<<<<

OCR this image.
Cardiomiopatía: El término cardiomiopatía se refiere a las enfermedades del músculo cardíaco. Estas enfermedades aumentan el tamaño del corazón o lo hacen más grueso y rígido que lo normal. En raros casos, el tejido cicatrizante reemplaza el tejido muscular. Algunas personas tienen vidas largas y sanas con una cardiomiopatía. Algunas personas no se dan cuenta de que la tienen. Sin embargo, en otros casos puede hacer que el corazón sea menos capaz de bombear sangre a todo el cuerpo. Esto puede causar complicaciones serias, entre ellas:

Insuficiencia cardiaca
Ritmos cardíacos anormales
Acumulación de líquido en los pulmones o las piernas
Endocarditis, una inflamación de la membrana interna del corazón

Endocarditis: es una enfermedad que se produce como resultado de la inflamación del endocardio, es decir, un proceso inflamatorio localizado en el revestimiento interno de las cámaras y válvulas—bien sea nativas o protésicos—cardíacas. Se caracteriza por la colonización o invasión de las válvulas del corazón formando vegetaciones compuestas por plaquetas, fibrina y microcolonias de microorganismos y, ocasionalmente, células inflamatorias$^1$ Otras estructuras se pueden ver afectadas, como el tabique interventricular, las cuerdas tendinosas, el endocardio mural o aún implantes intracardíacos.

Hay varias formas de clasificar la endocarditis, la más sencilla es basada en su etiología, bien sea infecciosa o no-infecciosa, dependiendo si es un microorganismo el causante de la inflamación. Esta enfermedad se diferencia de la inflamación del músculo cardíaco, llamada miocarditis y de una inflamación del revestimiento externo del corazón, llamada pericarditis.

>>>>

(Set task): The lines to collect are those holding the string "revestimiento"; copy them all.

(Written answer):
Endocarditis: es una enfermedad que se produce como resultado de la inflamación del endocardio, es decir, un proceso inflamatorio localizado en el revestimiento interno de las cámaras y válvulas—bien sea nativas o protésicos—cardíacas. Se caracteriza por la colonización o invasión de las válvulas del corazón formando vegetaciones compuestas por plaquetas, fibrina y microcolonias de microorganismos y, ocasionalmente, células inflamatorias$^1$ Otras estructuras se pueden ver afectadas, como el tabique interventricular, las cuerdas tendinosas, el endocardio mural o aún implantes intracardíacos.
Hay varias formas de clasificar la endocarditis, la más sencilla es basada en su etiología, bien sea infecciosa o no-infecciosa, dependiendo si es un microorganismo el causante de la inflamación. Esta enfermedad se diferencia de la inflamación del músculo cardíaco, llamada miocarditis y de una inflamación del revestimiento externo del corazón, llamada pericarditis.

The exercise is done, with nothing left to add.